→ Data to use
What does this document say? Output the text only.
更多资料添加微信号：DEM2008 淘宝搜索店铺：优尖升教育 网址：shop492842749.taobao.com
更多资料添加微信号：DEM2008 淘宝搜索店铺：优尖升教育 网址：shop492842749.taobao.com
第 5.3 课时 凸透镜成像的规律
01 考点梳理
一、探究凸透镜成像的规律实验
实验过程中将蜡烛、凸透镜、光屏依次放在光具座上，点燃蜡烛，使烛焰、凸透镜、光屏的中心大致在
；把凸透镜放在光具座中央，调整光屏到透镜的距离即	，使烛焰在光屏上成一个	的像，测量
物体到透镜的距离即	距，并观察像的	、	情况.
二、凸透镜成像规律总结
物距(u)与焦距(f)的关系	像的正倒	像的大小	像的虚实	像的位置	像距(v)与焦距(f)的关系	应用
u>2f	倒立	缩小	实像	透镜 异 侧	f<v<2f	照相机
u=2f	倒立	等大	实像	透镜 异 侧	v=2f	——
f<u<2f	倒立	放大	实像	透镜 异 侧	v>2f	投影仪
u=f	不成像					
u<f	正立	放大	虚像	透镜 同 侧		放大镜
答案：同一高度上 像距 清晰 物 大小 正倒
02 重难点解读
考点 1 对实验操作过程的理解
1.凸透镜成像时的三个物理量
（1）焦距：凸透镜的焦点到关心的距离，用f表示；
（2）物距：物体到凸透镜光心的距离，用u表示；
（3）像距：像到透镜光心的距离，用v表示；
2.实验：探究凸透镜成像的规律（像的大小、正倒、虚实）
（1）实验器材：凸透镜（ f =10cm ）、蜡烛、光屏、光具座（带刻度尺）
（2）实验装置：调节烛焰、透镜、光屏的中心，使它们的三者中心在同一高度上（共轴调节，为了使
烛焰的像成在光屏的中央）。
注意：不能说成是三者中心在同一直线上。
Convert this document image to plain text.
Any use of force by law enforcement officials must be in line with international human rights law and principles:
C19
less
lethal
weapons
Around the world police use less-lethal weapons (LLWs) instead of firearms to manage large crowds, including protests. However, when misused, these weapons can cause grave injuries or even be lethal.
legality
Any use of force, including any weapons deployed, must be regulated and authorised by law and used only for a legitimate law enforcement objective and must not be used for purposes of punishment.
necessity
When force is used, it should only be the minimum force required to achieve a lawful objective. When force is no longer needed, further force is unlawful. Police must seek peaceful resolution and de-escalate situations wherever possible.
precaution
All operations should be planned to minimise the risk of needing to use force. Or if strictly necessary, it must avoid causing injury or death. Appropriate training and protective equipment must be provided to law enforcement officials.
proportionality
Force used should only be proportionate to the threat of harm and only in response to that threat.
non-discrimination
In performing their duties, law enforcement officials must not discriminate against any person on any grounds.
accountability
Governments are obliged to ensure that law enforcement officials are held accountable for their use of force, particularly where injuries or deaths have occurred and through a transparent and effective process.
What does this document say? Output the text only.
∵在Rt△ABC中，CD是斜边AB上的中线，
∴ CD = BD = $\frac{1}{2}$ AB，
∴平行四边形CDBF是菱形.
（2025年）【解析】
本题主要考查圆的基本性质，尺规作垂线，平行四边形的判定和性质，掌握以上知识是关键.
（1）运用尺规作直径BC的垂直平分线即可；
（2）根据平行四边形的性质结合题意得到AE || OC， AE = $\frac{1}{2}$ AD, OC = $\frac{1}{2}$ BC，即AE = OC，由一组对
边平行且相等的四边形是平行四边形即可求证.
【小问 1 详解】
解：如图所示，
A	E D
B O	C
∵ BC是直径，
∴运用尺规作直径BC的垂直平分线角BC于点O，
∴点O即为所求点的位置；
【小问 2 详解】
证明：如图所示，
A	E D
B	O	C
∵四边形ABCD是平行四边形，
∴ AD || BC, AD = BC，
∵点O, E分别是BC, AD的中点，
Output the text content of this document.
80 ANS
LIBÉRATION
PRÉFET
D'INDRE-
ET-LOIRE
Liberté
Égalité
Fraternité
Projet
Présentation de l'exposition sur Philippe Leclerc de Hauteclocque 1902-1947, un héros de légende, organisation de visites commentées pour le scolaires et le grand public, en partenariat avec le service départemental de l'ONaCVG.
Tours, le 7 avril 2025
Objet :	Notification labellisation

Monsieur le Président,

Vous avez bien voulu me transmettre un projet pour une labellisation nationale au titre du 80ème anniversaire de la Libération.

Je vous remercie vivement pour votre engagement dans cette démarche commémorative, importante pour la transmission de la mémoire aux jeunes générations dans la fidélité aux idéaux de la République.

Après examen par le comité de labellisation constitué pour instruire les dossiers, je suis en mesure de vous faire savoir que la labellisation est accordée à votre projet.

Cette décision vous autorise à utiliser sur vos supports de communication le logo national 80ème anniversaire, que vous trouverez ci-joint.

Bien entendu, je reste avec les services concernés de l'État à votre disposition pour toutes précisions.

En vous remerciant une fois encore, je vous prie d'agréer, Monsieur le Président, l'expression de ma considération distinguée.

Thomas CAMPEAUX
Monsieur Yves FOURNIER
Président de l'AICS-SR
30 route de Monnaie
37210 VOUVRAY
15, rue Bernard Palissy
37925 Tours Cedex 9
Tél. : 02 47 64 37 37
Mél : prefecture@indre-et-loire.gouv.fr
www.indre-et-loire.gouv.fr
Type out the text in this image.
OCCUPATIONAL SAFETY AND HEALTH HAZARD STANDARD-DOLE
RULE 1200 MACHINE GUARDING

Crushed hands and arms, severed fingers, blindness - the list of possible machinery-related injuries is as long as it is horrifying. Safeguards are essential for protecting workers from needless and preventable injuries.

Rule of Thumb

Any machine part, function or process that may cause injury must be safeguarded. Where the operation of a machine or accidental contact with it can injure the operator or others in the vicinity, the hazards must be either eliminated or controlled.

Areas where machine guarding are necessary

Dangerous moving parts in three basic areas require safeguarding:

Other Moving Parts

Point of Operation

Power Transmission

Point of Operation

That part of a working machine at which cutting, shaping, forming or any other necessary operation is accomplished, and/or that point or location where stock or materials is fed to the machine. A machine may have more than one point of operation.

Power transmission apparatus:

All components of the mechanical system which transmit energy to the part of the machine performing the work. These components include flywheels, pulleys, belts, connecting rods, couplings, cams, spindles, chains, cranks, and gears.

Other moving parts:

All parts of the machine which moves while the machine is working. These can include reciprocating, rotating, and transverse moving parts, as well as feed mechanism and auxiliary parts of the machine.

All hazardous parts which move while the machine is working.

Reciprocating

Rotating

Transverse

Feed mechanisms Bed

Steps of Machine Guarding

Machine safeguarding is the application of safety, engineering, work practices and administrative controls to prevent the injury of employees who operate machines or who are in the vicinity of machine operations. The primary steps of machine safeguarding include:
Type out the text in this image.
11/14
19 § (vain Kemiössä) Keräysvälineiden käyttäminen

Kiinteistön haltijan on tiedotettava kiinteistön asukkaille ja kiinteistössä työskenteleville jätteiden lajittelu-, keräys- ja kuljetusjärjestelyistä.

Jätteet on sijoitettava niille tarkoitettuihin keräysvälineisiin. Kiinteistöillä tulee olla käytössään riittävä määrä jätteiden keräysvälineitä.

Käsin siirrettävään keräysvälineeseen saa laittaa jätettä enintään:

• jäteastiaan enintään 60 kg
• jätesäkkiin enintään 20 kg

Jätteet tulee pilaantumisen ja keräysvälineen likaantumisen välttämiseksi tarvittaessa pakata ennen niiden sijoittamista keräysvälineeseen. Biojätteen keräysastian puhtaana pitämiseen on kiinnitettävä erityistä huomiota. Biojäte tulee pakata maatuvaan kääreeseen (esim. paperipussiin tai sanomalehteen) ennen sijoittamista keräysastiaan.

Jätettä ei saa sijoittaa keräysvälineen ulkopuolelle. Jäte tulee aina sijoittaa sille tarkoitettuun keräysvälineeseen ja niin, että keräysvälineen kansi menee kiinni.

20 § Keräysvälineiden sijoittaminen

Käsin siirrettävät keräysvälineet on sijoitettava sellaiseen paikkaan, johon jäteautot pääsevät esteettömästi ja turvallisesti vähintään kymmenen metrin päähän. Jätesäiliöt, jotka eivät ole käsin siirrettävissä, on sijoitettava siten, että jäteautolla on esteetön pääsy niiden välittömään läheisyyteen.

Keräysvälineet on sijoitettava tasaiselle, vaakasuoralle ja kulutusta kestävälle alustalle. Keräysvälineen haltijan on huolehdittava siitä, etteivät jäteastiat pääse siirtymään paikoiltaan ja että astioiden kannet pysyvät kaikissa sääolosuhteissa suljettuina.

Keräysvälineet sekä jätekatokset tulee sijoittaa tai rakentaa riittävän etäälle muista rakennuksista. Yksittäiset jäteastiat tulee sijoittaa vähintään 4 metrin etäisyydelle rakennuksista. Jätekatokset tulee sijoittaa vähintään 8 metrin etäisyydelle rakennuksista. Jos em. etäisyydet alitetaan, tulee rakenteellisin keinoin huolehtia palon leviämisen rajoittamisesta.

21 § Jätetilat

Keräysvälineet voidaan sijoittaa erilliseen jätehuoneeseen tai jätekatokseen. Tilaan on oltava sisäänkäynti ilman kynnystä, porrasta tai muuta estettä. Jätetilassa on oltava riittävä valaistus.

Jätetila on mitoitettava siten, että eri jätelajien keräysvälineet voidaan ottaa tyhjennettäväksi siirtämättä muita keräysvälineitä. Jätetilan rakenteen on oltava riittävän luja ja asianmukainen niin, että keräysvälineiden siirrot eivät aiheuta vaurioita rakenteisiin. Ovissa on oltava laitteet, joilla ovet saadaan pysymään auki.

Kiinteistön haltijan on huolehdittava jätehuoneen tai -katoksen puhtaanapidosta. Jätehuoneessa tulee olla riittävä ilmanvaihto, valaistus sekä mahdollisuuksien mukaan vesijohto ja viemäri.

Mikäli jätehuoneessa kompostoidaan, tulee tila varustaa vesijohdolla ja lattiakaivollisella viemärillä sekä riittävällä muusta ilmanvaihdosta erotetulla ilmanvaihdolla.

→ What is asked
Locate the string "lethal" in the listing above and copy every line where it occurs.

→ Output of the task
lethal
Around the world police use less-lethal weapons (LLWs) instead of firearms to manage large crowds, including protests. However, when misused, these weapons can cause grave injuries or even be lethal.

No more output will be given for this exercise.